Request ▸ Retype each record shown below, leaving every character as it is.
Start of Data provided
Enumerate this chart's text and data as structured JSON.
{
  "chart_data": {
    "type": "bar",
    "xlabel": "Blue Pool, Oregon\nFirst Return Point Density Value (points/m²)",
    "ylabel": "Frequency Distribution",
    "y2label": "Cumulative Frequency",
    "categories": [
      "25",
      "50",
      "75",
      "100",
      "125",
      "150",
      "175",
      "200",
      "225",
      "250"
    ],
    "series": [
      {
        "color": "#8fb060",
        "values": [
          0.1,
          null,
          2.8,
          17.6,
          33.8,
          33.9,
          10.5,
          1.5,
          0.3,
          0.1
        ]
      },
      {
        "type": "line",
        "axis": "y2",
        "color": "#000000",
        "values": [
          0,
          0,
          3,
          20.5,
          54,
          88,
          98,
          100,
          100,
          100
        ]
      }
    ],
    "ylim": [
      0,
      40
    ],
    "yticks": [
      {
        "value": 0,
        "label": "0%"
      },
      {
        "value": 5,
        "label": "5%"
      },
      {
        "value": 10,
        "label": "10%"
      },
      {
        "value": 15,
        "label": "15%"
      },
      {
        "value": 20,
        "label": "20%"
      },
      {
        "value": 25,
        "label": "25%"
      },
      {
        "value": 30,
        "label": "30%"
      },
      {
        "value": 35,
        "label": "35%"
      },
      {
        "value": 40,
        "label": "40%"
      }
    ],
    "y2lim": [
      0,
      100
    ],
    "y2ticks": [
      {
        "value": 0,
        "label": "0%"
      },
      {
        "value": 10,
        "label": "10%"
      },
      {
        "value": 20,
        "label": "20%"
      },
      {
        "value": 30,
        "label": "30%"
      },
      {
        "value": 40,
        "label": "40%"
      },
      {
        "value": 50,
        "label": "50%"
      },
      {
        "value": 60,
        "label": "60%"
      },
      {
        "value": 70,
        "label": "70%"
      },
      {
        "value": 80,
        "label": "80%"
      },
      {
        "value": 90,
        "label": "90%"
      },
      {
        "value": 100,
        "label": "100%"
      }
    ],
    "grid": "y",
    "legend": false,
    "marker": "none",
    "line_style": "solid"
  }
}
End of Data provided
Answer ▸
Enumerate this chart's text and data as structured JSON.
{
  "chart_data": {
    "type": "bar",
    "xlabel": "Blue Pool, Oregon\nFirst Return Point Density Value (points/m²)",
    "ylabel": "Frequency Distribution",
    "y2label": "Cumulative Frequency",
    "categories": [
      "25",
      "50",
      "75",
      "100",
      "125",
      "150",
      "175",
      "200",
      "225",
      "250"
    ],
    "series": [
      {
        "color": "#8fb060",
        "values": [
          0.1,
          null,
          2.8,
          17.6,
          33.8,
          33.9,
          10.5,
          1.5,
          0.3,
          0.1
        ]
      },
      {
        "type": "line",
        "axis": "y2",
        "color": "#000000",
        "values": [
          0,
          0,
          3,
          20.5,
          54,
          88,
          98,
          100,
          100,
          100
        ]
      }
    ],
    "ylim": [
      0,
      40
    ],
    "yticks": [
      {
        "value": 0,
        "label": "0%"
      },
      {
        "value": 5,
        "label": "5%"
      },
      {
        "value": 10,
        "label": "10%"
      },
      {
        "value": 15,
        "label": "15%"
      },
      {
        "value": 20,
        "label": "20%"
      },
      {
        "value": 25,
        "label": "25%"
      },
      {
        "value": 30,
        "label": "30%"
      },
      {
        "value": 35,
        "label": "35%"
      },
      {
        "value": 40,
        "label": "40%"
      }
    ],
    "y2lim": [
      0,
      100
    ],
    "y2ticks": [
      {
        "value": 0,
        "label": "0%"
      },
      {
        "value": 10,
        "label": "10%"
      },
      {
        "value": 20,
        "label": "20%"
      },
      {
        "value": 30,
        "label": "30%"
      },
      {
        "value": 40,
        "label": "40%"
      },
      {
        "value": 50,
        "label": "50%"
      },
      {
        "value": 60,
        "label": "60%"
      },
      {
        "value": 70,
        "label": "70%"
      },
      {
        "value": 80,
        "label": "80%"
      },
      {
        "value": 90,
        "label": "90%"
      },
      {
        "value": 100,
        "label": "100%"
      }
    ],
    "grid": "y",
    "legend": false,
    "marker": "none",
    "line_style": "solid"
  }
}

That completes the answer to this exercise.